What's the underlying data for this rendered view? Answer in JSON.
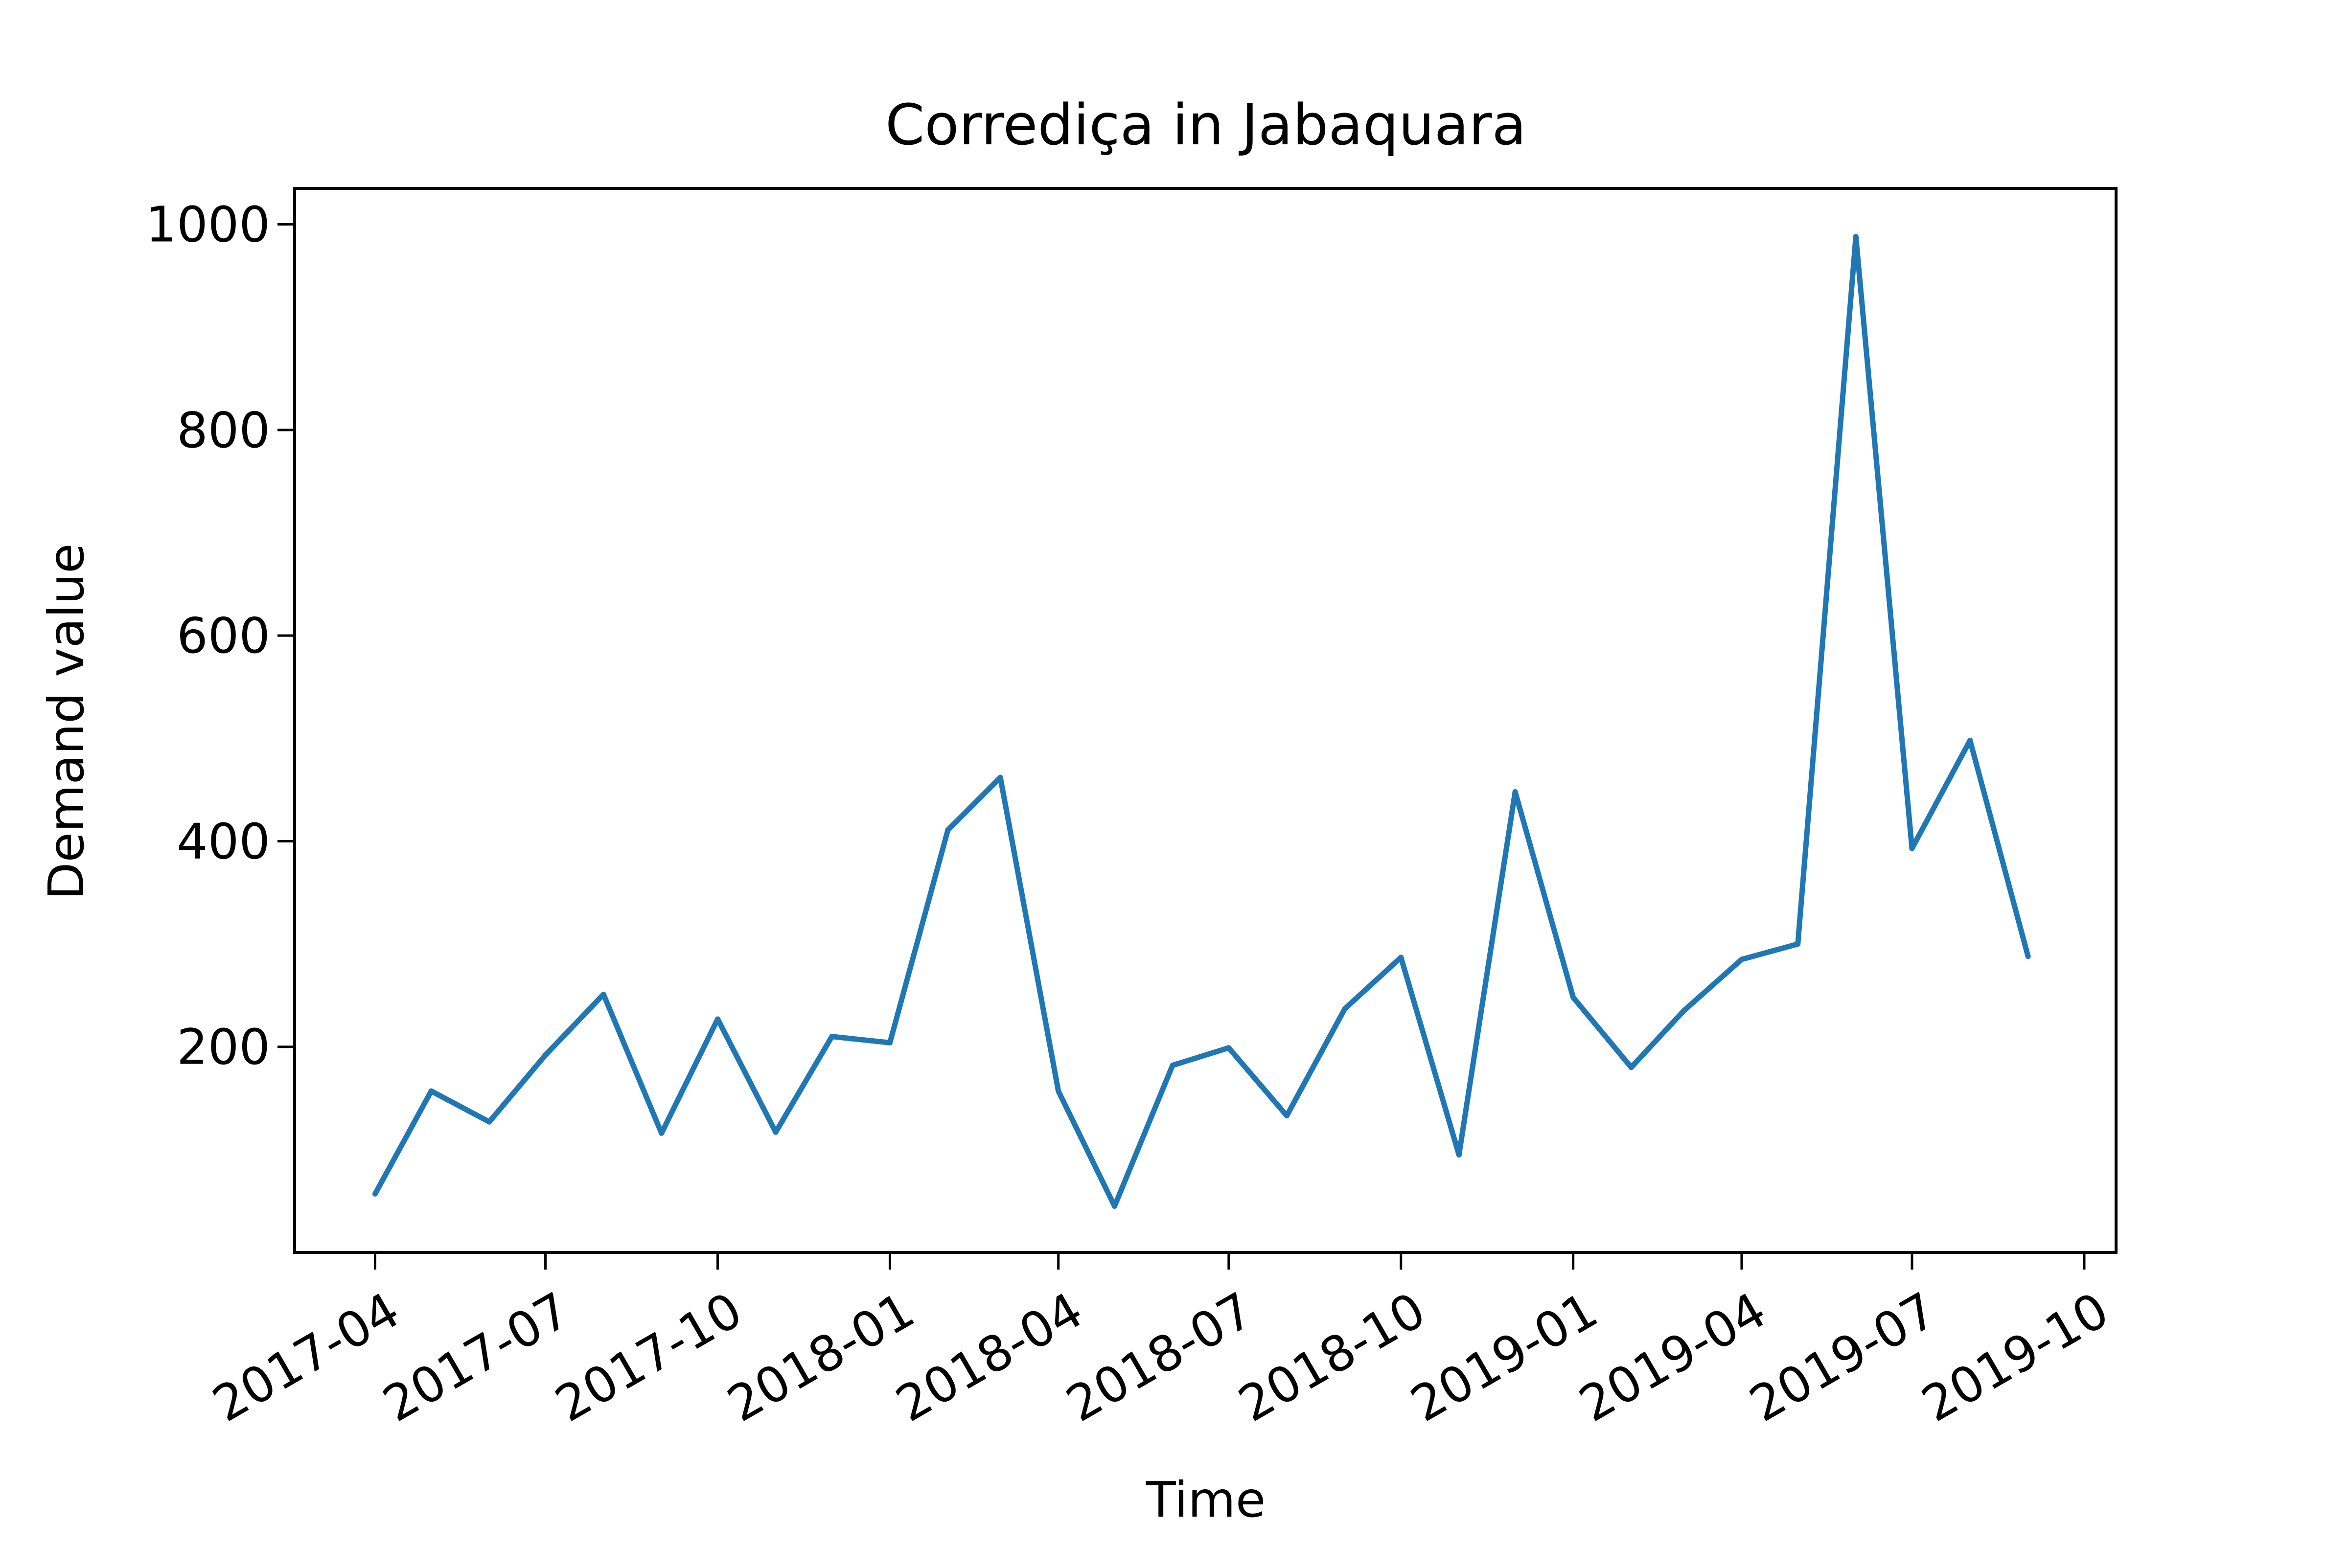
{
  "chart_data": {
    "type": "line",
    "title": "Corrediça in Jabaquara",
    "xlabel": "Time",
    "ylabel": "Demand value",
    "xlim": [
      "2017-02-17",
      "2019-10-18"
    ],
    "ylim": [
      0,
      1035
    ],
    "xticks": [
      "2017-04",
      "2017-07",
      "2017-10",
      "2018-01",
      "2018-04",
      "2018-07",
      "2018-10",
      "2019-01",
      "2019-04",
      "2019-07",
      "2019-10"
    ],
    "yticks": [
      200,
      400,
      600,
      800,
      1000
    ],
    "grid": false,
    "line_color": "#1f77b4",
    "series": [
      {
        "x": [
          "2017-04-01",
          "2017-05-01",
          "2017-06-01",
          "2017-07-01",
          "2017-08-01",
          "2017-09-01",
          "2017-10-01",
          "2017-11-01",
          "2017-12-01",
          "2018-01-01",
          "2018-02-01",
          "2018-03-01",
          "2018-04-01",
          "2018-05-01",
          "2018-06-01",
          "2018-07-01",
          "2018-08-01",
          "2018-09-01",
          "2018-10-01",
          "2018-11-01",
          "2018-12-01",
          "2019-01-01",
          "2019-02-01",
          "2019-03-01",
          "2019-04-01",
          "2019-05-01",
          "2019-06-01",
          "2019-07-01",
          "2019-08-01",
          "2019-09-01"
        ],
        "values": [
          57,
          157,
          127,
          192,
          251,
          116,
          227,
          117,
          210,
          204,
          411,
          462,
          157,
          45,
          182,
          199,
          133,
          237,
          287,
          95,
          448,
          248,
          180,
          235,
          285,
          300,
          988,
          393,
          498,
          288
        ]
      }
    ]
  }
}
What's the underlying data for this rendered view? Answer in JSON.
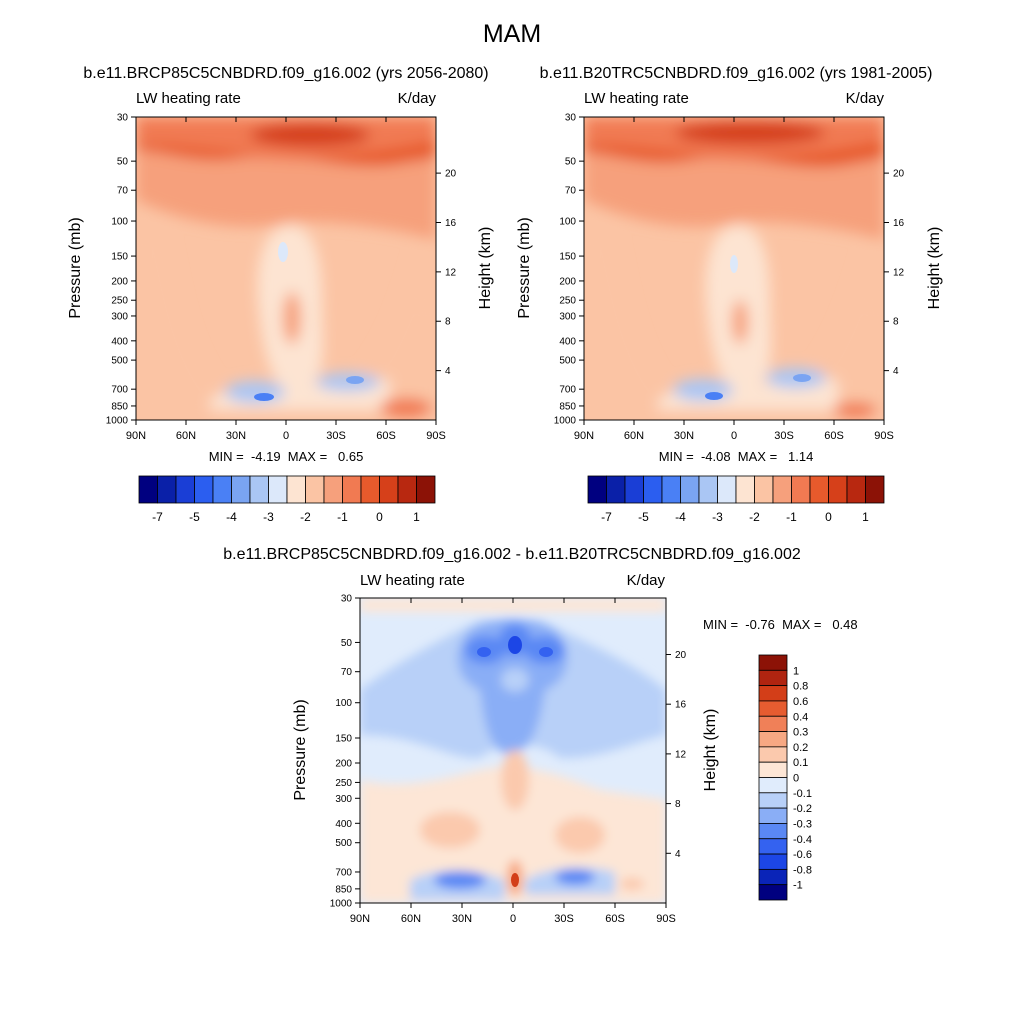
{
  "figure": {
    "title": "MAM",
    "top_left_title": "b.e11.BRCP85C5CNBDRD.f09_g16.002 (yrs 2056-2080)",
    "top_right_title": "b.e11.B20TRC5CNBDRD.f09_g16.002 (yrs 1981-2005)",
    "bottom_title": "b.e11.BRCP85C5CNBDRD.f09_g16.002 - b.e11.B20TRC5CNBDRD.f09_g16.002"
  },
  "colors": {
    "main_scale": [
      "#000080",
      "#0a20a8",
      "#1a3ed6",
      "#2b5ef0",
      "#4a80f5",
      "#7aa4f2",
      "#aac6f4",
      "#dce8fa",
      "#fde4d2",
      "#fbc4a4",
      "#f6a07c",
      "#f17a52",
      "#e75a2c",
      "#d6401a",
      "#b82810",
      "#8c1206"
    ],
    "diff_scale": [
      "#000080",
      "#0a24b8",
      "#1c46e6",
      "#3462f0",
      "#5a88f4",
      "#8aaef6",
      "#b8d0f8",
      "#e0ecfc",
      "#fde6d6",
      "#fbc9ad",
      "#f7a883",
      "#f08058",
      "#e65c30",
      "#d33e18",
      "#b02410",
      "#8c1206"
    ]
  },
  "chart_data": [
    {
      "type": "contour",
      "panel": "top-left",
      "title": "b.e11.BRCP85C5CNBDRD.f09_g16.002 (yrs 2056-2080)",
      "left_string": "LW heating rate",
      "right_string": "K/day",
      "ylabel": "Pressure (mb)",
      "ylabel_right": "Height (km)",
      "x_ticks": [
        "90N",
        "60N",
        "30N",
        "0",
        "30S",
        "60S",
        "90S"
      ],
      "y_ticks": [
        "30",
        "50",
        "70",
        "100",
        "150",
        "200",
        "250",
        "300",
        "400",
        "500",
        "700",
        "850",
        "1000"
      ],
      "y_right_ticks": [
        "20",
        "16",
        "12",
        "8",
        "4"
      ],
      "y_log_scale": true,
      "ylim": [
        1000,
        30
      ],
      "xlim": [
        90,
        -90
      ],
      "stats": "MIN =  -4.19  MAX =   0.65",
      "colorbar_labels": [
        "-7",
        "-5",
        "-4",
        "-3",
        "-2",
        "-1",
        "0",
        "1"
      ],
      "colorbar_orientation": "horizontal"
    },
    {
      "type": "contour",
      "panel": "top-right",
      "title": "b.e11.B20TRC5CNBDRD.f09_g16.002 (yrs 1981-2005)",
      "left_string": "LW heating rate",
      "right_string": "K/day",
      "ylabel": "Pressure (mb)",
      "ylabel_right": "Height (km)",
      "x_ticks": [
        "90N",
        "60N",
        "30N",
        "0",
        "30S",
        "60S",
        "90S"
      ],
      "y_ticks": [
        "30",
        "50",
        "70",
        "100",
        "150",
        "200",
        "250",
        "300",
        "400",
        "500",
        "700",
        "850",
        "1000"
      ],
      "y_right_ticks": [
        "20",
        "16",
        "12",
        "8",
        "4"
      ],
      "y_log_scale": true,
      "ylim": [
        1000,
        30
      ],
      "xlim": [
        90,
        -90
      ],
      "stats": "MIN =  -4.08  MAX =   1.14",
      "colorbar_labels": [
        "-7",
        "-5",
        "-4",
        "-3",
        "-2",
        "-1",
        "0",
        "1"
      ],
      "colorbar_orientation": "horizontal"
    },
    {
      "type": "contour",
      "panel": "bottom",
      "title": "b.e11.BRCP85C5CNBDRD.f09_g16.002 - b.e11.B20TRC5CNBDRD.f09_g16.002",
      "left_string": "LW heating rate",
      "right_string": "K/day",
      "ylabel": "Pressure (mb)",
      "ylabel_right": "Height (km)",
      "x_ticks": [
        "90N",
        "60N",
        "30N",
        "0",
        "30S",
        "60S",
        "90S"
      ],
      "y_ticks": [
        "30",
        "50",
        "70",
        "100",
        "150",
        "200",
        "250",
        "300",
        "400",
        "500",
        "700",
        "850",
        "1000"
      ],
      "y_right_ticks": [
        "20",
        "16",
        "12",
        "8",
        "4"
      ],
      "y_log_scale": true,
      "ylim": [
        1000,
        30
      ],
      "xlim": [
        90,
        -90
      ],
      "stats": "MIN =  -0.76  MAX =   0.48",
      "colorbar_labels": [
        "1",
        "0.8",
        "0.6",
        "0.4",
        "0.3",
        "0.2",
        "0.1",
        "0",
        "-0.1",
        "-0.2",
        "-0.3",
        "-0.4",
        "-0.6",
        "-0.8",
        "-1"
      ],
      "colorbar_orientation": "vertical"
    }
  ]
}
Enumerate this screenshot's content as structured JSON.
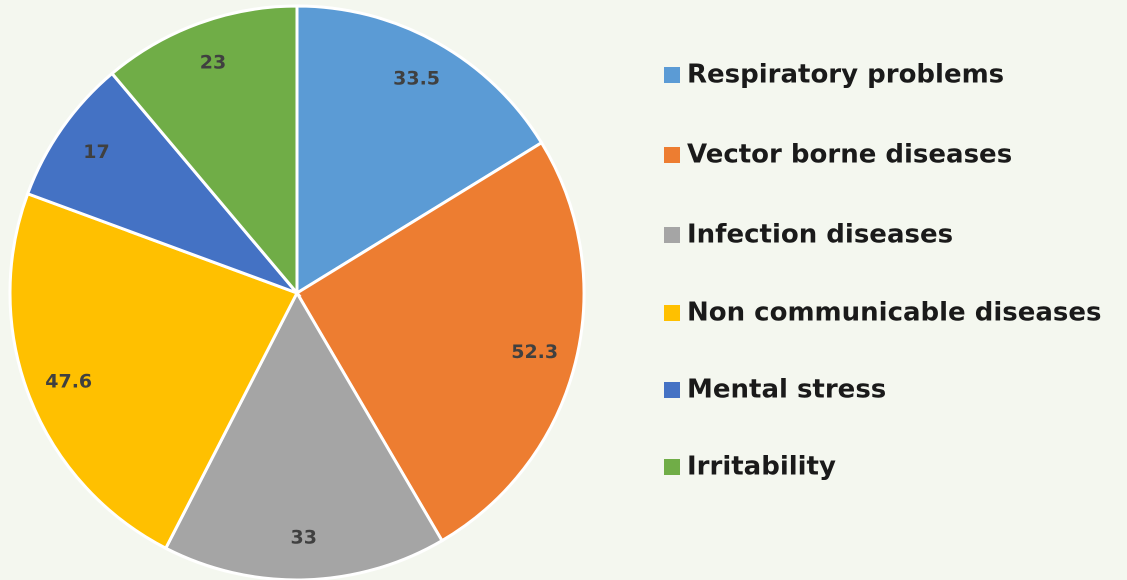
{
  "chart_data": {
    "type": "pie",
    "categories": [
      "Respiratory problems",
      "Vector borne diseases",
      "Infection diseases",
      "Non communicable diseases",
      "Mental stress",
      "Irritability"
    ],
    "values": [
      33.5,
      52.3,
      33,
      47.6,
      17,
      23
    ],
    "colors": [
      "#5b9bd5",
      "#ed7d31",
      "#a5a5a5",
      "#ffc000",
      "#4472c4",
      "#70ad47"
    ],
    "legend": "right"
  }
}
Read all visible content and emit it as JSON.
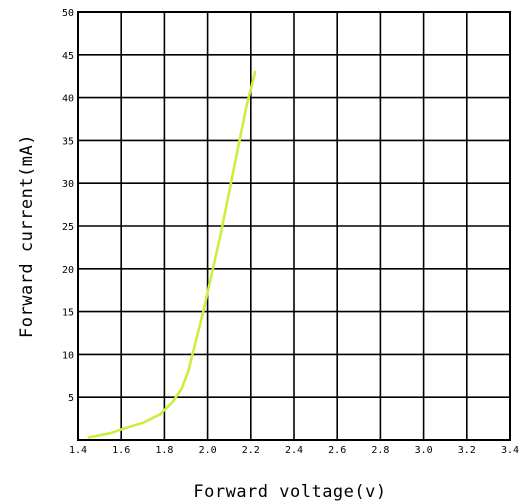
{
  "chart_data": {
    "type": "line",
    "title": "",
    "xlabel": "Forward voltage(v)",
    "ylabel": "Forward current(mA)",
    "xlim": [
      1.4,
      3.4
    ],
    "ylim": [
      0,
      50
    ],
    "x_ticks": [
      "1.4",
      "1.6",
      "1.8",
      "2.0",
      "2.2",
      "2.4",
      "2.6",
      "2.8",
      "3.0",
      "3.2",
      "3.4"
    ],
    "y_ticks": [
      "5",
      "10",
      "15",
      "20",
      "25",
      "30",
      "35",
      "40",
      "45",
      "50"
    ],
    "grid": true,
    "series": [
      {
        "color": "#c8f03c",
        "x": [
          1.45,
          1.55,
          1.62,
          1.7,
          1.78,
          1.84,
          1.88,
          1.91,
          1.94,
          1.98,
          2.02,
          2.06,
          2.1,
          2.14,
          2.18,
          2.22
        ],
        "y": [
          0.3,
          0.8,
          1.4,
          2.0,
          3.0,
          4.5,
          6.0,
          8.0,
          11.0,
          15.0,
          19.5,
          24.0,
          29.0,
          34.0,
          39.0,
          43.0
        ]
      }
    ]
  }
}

◆ Work to complete ◆
Take every line from the data that contains the word "JSON".

◆ Solution to this task ◆
What's the underlying data for this rendered view? Answer in JSON.
What's the underlying data for this rendered view? Answer in JSON.
Enumerate this screenshot's content as structured JSON.
Read all visible content and emit it as JSON.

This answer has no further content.